Lines of data

----

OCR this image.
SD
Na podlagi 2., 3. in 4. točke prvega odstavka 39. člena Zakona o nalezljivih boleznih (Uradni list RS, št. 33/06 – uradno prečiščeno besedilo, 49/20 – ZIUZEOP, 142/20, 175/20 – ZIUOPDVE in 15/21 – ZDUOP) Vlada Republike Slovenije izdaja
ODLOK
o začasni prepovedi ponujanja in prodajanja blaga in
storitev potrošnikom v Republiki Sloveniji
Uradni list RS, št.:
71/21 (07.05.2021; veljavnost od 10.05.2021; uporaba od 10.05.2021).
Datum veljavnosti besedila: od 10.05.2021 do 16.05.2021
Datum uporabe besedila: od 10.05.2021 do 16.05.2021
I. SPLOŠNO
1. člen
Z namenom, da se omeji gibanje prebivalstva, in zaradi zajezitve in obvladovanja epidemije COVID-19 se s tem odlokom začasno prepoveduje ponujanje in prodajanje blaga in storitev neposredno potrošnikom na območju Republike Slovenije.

----

• Given task
Write the material out again in its entirety, exactly as shown.

• Task result
OCR this image.
SD
Na podlagi 2., 3. in 4. točke prvega odstavka 39. člena Zakona o nalezljivih boleznih (Uradni list RS, št. 33/06 – uradno prečiščeno besedilo, 49/20 – ZIUZEOP, 142/20, 175/20 – ZIUOPDVE in 15/21 – ZDUOP) Vlada Republike Slovenije izdaja
ODLOK
o začasni prepovedi ponujanja in prodajanja blaga in
storitev potrošnikom v Republiki Sloveniji
Uradni list RS, št.:
71/21 (07.05.2021; veljavnost od 10.05.2021; uporaba od 10.05.2021).
Datum veljavnosti besedila: od 10.05.2021 do 16.05.2021
Datum uporabe besedila: od 10.05.2021 do 16.05.2021
I. SPLOŠNO
1. člen
Z namenom, da se omeji gibanje prebivalstva, in zaradi zajezitve in obvladovanja epidemije COVID-19 se s tem odlokom začasno prepoveduje ponujanje in prodajanje blaga in storitev neposredno potrošnikom na območju Republike Slovenije.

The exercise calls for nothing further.